Task statement |
Your task is to filter the data below down to the lines holding "label".

Records shown |
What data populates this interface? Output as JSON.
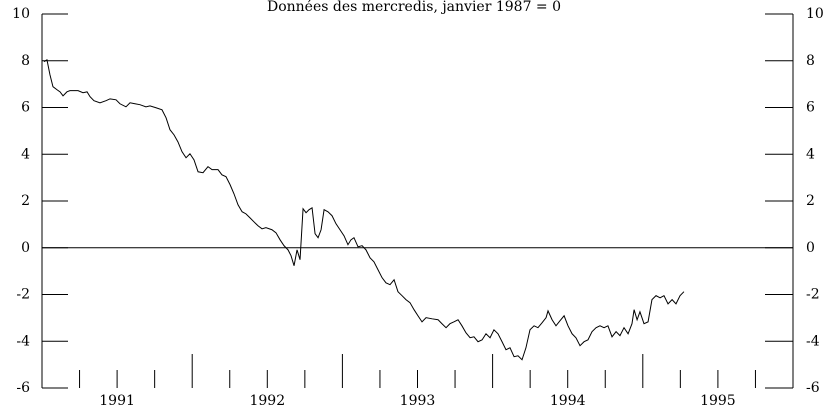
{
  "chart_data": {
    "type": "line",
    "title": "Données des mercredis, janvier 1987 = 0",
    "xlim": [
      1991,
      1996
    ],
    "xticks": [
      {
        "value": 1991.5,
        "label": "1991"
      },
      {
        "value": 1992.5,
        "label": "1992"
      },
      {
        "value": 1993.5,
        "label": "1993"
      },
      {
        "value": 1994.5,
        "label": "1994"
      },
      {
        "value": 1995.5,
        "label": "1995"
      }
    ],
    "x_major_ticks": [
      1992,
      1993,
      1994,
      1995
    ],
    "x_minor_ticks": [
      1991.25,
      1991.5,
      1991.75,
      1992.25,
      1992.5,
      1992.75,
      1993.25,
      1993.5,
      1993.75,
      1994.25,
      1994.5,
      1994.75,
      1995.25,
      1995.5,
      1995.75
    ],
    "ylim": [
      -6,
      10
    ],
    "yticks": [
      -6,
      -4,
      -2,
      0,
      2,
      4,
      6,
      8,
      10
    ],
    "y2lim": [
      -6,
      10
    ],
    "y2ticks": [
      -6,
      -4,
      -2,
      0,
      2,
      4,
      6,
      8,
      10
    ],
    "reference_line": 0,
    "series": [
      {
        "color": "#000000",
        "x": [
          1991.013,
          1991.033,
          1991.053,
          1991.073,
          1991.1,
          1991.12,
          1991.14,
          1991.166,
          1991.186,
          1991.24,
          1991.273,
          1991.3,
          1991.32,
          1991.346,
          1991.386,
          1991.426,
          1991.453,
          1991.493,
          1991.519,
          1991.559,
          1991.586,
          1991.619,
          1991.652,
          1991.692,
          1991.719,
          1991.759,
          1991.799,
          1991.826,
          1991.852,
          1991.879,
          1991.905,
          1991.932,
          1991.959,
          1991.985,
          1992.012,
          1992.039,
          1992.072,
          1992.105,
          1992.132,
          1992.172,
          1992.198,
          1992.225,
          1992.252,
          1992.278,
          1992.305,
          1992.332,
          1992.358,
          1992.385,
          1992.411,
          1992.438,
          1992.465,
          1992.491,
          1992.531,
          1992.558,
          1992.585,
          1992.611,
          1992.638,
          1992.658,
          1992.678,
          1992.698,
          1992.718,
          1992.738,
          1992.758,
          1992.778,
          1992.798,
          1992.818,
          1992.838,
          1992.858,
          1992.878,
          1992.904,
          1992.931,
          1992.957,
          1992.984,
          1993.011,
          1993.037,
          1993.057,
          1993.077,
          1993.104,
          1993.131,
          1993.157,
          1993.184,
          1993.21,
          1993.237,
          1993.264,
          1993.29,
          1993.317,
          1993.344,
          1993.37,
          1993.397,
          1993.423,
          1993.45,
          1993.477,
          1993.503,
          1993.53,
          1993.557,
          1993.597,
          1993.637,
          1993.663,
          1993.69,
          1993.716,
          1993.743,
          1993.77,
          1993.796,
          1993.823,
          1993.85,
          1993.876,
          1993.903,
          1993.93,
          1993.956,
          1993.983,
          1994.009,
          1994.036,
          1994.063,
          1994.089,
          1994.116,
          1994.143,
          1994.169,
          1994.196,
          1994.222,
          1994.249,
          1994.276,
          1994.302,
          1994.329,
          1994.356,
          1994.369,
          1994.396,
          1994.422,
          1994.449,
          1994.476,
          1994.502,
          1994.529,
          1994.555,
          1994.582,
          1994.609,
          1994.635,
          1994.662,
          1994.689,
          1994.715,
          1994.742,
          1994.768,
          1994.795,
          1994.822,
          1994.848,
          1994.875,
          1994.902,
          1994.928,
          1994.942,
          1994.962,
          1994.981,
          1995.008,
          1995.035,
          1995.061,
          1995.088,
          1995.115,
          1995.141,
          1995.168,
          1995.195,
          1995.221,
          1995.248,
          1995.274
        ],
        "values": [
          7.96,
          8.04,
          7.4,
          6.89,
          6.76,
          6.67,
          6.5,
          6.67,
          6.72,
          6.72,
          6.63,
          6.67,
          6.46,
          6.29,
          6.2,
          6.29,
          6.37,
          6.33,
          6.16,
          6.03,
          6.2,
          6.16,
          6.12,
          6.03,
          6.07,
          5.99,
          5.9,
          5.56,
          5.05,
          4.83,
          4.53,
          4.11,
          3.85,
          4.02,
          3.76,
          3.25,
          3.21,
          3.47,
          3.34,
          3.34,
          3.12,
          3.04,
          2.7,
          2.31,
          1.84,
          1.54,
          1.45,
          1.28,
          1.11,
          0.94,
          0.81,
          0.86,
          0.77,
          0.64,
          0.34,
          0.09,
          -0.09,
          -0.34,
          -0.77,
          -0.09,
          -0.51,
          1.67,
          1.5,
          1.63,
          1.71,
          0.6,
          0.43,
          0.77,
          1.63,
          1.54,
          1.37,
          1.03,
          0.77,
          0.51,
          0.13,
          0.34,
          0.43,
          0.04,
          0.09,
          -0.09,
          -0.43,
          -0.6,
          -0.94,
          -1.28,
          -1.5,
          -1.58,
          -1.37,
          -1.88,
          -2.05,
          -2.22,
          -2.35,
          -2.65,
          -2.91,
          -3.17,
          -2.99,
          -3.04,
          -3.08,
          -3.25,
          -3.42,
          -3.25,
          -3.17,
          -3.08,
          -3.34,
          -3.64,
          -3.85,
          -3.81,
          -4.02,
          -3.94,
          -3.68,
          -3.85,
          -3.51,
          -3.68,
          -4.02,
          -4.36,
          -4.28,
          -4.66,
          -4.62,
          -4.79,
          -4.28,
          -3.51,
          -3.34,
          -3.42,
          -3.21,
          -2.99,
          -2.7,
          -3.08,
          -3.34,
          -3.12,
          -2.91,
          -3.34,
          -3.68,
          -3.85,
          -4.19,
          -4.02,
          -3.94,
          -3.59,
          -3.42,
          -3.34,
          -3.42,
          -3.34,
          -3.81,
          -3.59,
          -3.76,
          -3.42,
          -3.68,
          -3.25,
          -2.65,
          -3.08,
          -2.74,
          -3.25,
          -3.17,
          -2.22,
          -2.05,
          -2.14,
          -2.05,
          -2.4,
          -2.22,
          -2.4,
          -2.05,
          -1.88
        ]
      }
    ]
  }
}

Answer to the exercise |
        "label": "1991"
        "label": "1992"
        "label": "1993"
        "label": "1994"
        "label": "1995"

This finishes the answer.